**The problem**
Write out the entries again exactly as they are given.

**Dataset content**
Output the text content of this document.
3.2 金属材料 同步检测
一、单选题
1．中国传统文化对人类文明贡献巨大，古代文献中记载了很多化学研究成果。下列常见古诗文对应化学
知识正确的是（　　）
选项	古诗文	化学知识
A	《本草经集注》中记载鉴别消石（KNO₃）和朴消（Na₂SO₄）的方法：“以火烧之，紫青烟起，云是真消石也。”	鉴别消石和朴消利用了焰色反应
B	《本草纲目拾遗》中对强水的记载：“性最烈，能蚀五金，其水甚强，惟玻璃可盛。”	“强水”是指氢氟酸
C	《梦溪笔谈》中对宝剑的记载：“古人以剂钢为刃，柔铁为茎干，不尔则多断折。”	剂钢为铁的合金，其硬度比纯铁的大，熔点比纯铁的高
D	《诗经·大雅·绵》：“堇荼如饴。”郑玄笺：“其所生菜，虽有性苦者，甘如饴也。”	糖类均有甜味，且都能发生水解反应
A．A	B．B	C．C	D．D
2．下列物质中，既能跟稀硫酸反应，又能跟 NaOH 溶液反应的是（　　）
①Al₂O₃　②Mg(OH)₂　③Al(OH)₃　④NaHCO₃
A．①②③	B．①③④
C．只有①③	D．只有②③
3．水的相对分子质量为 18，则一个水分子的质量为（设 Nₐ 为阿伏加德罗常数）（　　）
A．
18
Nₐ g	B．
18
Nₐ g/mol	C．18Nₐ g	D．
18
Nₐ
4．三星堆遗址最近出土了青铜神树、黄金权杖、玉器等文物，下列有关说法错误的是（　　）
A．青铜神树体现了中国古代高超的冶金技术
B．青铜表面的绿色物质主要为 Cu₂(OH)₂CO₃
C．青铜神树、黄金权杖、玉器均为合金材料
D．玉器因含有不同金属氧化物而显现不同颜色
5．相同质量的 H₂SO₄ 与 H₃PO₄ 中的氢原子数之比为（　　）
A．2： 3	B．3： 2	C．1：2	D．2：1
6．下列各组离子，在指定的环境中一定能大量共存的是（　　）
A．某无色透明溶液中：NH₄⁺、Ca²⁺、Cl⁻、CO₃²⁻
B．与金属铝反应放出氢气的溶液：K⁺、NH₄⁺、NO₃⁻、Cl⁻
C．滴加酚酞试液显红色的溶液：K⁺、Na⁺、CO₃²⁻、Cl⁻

**Written answer**
Output the text content of this document.
3.2 金属材料 同步检测
一、单选题
1．中国传统文化对人类文明贡献巨大，古代文献中记载了很多化学研究成果。下列常见古诗文对应化学
知识正确的是（　　）
选项	古诗文	化学知识
A	《本草经集注》中记载鉴别消石（KNO₃）和朴消（Na₂SO₄）的方法：“以火烧之，紫青烟起，云是真消石也。”	鉴别消石和朴消利用了焰色反应
B	《本草纲目拾遗》中对强水的记载：“性最烈，能蚀五金，其水甚强，惟玻璃可盛。”	“强水”是指氢氟酸
C	《梦溪笔谈》中对宝剑的记载：“古人以剂钢为刃，柔铁为茎干，不尔则多断折。”	剂钢为铁的合金，其硬度比纯铁的大，熔点比纯铁的高
D	《诗经·大雅·绵》：“堇荼如饴。”郑玄笺：“其所生菜，虽有性苦者，甘如饴也。”	糖类均有甜味，且都能发生水解反应
A．A	B．B	C．C	D．D
2．下列物质中，既能跟稀硫酸反应，又能跟 NaOH 溶液反应的是（　　）
①Al₂O₃　②Mg(OH)₂　③Al(OH)₃　④NaHCO₃
A．①②③	B．①③④
C．只有①③	D．只有②③
3．水的相对分子质量为 18，则一个水分子的质量为（设 Nₐ 为阿伏加德罗常数）（　　）
A．
18
Nₐ g	B．
18
Nₐ g/mol	C．18Nₐ g	D．
18
Nₐ
4．三星堆遗址最近出土了青铜神树、黄金权杖、玉器等文物，下列有关说法错误的是（　　）
A．青铜神树体现了中国古代高超的冶金技术
B．青铜表面的绿色物质主要为 Cu₂(OH)₂CO₃
C．青铜神树、黄金权杖、玉器均为合金材料
D．玉器因含有不同金属氧化物而显现不同颜色
5．相同质量的 H₂SO₄ 与 H₃PO₄ 中的氢原子数之比为（　　）
A．2： 3	B．3： 2	C．1：2	D．2：1
6．下列各组离子，在指定的环境中一定能大量共存的是（　　）
A．某无色透明溶液中：NH₄⁺、Ca²⁺、Cl⁻、CO₃²⁻
B．与金属铝反应放出氢气的溶液：K⁺、NH₄⁺、NO₃⁻、Cl⁻
C．滴加酚酞试液显红色的溶液：K⁺、Na⁺、CO₃²⁻、Cl⁻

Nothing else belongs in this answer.